- [GIVEN TASK] Copy every line from the records below that holds the word "Shipments".

(Items from a figure collection)
□ □ □ □ □
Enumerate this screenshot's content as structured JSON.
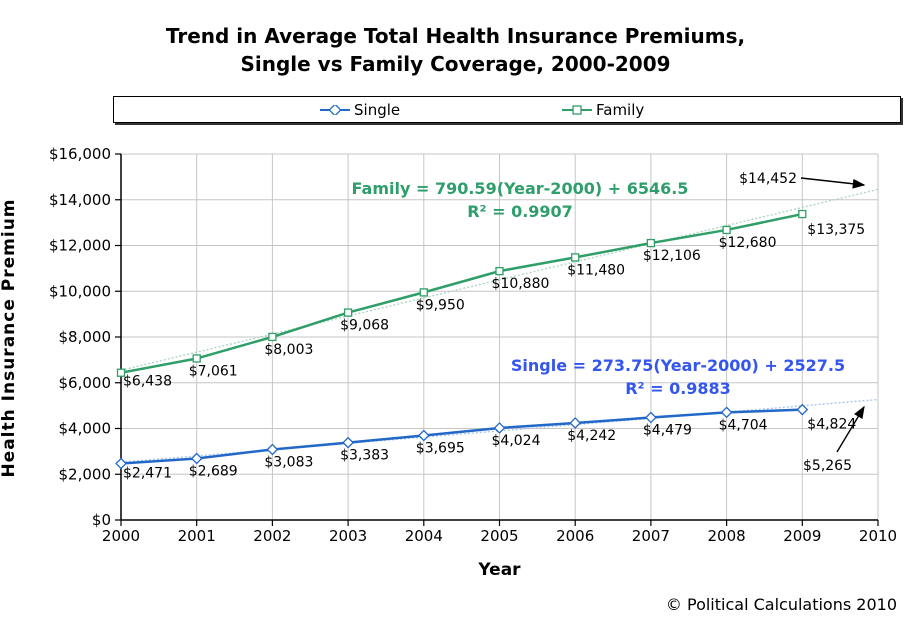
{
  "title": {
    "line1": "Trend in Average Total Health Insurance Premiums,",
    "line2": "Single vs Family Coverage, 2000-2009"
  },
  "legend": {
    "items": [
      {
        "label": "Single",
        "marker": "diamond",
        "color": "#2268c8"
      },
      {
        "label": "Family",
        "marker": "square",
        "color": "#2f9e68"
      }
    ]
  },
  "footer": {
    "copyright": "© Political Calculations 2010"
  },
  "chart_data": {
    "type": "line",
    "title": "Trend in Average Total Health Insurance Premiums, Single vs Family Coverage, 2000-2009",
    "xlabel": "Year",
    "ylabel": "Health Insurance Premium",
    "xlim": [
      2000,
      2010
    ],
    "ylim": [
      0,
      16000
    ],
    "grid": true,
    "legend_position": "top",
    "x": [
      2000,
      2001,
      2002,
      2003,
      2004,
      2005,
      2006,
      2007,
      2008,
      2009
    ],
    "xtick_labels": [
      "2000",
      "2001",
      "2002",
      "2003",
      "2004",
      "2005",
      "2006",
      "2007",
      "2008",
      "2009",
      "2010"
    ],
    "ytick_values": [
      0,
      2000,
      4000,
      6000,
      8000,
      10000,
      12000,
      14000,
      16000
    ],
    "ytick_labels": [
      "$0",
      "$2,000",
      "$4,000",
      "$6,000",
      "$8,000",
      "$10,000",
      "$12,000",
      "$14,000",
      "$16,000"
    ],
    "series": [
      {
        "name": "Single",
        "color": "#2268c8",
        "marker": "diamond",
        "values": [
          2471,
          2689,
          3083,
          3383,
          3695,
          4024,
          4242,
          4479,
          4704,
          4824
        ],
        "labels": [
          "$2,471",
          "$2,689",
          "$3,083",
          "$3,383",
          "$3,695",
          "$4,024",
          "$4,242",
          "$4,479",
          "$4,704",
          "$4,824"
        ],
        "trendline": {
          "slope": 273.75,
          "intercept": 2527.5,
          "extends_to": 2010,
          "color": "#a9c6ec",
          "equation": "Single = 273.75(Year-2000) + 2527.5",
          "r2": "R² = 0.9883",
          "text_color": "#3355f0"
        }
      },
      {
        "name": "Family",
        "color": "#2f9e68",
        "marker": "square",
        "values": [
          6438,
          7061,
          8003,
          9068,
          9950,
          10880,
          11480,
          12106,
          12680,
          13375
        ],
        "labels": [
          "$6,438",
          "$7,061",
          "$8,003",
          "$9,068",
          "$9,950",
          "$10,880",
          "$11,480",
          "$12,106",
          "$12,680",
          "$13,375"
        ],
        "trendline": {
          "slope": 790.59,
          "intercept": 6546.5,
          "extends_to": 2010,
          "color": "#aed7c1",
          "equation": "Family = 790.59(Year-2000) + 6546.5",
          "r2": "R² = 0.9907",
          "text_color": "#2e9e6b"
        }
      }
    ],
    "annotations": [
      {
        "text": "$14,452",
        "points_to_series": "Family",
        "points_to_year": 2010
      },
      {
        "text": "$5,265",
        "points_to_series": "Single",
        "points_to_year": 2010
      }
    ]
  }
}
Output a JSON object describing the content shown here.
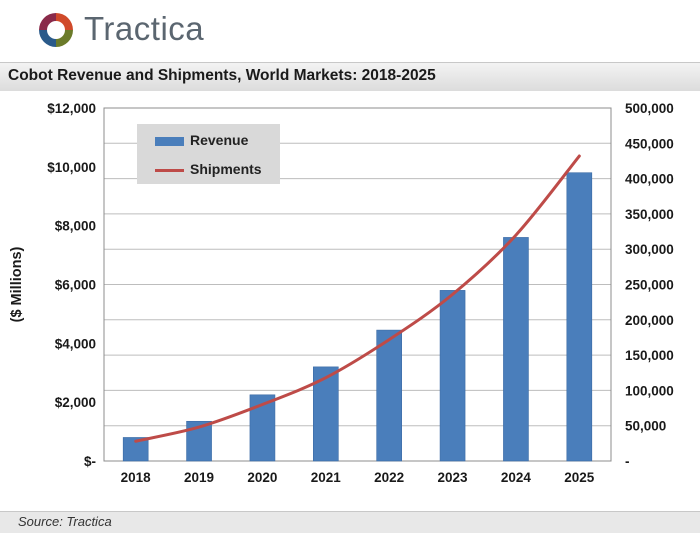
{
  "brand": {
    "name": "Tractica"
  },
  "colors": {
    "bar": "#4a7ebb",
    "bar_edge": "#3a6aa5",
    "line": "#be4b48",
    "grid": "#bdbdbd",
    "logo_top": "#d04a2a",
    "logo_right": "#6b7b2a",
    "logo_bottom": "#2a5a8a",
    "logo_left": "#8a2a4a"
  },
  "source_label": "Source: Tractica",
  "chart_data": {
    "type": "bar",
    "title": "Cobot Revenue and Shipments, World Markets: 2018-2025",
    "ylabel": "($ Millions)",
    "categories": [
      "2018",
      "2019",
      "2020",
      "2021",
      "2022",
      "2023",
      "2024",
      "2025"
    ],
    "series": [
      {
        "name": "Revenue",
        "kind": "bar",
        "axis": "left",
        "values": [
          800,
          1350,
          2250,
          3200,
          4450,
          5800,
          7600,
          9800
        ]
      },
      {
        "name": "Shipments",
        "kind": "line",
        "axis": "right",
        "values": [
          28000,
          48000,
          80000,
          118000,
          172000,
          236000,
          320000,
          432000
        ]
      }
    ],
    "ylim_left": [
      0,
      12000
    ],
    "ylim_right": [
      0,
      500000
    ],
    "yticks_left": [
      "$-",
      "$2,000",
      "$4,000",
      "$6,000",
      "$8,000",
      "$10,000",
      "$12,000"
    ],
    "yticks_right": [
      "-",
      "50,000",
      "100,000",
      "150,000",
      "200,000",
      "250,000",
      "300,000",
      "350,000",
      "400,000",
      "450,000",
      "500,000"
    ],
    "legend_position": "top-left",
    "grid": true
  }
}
□ □ □ □ □
- [WRITTEN RESPONSE]
    "title": "Cobot Revenue and Shipments, World Markets: 2018-2025",
        "name": "Shipments",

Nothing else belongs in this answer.